* begin Entries *

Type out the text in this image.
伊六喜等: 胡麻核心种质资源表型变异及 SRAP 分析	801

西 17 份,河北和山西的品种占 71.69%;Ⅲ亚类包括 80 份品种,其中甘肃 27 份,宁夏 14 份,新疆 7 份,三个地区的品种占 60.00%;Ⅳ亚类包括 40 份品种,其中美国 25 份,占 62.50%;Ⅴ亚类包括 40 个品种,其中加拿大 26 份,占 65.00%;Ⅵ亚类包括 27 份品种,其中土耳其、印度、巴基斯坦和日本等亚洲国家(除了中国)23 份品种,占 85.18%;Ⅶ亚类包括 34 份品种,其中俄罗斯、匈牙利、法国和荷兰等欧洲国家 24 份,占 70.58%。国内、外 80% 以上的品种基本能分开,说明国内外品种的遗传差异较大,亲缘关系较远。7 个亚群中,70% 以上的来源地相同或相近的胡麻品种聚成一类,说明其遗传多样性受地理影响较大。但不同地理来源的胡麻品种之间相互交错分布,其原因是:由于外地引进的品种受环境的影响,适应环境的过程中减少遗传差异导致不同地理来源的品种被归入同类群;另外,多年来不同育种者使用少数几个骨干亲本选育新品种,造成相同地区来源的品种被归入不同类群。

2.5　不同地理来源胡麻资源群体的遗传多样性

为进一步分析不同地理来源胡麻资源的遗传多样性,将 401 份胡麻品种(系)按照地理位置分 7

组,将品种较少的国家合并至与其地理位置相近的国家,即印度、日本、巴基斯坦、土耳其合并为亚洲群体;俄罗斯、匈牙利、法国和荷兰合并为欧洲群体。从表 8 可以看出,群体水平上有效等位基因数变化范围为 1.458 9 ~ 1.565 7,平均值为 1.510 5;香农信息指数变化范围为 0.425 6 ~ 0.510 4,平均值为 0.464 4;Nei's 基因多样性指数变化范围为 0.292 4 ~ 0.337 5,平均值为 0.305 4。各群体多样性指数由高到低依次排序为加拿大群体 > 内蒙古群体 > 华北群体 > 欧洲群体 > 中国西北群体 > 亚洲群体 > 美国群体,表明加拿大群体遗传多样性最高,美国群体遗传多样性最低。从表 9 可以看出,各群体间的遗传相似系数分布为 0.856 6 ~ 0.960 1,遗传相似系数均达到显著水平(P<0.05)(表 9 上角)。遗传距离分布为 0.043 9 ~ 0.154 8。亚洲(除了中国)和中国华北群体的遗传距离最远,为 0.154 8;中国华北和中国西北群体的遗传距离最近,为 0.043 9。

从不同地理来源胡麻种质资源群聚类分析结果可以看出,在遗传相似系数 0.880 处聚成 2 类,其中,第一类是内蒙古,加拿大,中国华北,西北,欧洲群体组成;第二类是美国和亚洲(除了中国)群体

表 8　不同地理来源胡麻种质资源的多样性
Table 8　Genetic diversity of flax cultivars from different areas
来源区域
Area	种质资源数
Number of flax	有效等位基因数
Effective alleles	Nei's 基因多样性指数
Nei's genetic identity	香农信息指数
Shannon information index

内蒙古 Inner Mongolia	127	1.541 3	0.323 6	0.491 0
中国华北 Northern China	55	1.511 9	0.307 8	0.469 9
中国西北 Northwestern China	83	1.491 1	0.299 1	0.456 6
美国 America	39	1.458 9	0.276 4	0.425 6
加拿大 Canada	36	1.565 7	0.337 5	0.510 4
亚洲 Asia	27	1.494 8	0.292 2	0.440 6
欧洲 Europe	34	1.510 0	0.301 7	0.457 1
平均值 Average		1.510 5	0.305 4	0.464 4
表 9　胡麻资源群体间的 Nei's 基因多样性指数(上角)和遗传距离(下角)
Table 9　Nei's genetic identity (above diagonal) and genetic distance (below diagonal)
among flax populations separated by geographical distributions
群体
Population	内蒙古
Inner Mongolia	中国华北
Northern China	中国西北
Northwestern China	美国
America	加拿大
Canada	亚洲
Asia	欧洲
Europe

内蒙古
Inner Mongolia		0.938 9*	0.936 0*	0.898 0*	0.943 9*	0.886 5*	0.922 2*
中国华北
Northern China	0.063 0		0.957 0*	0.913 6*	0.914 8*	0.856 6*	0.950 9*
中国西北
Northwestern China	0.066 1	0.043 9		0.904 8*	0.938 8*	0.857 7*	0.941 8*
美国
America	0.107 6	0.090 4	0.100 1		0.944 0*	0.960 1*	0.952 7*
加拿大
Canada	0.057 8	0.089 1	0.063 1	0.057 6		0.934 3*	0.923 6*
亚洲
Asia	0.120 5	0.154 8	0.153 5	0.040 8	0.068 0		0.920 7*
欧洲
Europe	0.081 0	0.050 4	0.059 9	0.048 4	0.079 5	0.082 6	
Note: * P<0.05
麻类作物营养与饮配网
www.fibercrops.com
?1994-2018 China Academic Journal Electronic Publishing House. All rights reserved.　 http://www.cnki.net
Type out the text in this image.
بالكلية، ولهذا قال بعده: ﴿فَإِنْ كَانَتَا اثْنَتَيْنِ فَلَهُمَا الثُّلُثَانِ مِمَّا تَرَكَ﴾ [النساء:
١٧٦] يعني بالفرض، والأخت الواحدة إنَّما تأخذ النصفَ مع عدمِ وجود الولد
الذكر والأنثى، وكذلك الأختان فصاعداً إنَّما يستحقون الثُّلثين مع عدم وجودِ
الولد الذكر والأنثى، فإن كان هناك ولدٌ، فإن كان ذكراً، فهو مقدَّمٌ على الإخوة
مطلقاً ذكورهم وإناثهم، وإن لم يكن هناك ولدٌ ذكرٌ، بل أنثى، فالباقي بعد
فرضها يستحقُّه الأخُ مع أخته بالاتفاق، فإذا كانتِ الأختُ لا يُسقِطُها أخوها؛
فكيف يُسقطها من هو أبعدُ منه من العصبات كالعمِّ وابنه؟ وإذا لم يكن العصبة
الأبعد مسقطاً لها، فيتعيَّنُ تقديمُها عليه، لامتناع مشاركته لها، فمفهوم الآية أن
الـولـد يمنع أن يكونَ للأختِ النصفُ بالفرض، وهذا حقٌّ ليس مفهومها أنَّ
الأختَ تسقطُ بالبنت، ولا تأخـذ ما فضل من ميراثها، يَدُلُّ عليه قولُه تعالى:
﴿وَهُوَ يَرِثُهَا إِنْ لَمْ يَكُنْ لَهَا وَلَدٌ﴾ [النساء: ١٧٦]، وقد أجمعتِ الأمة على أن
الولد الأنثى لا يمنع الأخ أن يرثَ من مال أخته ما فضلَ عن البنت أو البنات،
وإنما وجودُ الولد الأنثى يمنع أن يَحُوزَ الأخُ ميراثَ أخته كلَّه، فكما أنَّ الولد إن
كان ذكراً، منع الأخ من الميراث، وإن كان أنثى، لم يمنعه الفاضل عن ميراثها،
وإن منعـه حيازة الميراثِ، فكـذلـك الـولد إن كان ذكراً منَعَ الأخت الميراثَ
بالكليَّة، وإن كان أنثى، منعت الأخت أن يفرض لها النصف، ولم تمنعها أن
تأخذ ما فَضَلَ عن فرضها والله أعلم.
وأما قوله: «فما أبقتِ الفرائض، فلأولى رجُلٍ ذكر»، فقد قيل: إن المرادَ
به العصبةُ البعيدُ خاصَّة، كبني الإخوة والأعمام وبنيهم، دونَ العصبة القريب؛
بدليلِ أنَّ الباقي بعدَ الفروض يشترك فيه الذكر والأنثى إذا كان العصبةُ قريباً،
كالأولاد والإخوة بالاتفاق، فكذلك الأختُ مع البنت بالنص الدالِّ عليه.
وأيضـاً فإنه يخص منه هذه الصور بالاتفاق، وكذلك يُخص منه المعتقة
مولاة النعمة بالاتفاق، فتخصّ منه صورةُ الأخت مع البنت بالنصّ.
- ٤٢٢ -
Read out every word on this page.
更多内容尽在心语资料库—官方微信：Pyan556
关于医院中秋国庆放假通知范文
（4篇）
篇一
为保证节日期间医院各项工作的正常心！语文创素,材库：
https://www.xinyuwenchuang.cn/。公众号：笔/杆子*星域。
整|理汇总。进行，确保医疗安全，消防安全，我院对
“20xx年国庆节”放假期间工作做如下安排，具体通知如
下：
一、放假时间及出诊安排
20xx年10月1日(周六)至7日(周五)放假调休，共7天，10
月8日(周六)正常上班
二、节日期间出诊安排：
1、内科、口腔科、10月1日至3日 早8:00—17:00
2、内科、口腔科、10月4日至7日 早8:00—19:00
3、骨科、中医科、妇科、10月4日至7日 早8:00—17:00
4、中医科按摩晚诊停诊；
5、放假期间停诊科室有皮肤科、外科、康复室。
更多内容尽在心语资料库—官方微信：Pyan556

* end Entries *

• Exercise: Check every line of the data above for the string "Northwestern", and copy those that have it.

• Solution to this task:
中国西北 Northwestern China	83	1.491 1	0.299 1	0.456 6
Northwestern China	美国
Northwestern China	0.066 1	0.043 9		0.904 8*	0.938 8*	0.857 7*	0.941 8*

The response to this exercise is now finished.